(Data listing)
<<<<

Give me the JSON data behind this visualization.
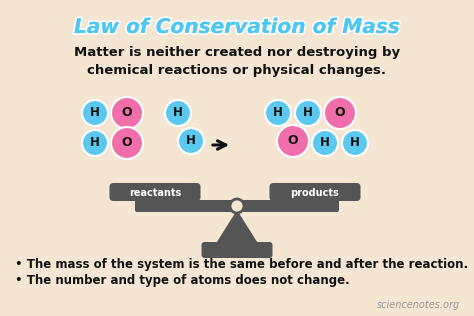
{
  "title": "Law of Conservation of Mass",
  "title_color": "#4ec8f0",
  "title_fontsize": 14.5,
  "subtitle": "Matter is neither created nor destroying by\nchemical reactions or physical changes.",
  "subtitle_fontsize": 9.5,
  "subtitle_color": "#111111",
  "bg_color": "#f5e6d3",
  "bullet1": "The mass of the system is the same before and after the reaction.",
  "bullet2": "The number and type of atoms does not change.",
  "bullet_fontsize": 8.5,
  "bullet_color": "#111111",
  "watermark": "sciencenotes.org",
  "watermark_color": "#999999",
  "h_color": "#5bc8ef",
  "o_color": "#f06faa",
  "scale_color": "#555555",
  "atom_r": 13
}
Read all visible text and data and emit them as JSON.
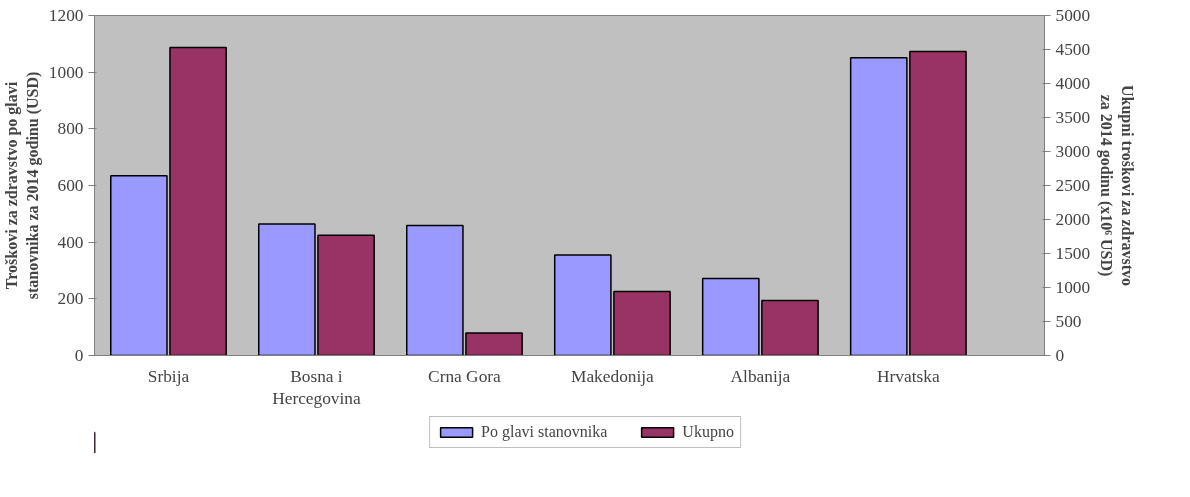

>>>>

§ **PROBLEM**:
All of the data needs repeating exactly, but the pictures do not.

§ **FINISHED TASK**:
Give me the JSON data behind this visualization.
{
  "title": "Law of Conservation of Mass",
  "title_color": "#4ec8f0",
  "title_fontsize": 14.5,
  "subtitle": "Matter is neither created nor destroying by\nchemical reactions or physical changes.",
  "subtitle_fontsize": 9.5,
  "subtitle_color": "#111111",
  "bg_color": "#f5e6d3",
  "bullet1": "The mass of the system is the same before and after the reaction.",
  "bullet2": "The number and type of atoms does not change.",
  "bullet_fontsize": 8.5,
  "bullet_color": "#111111",
  "watermark": "sciencenotes.org",
  "watermark_color": "#999999",
  "h_color": "#5bc8ef",
  "o_color": "#f06faa",
  "scale_color": "#555555",
  "atom_r": 13
}
Read all visible text and data and emit them as JSON.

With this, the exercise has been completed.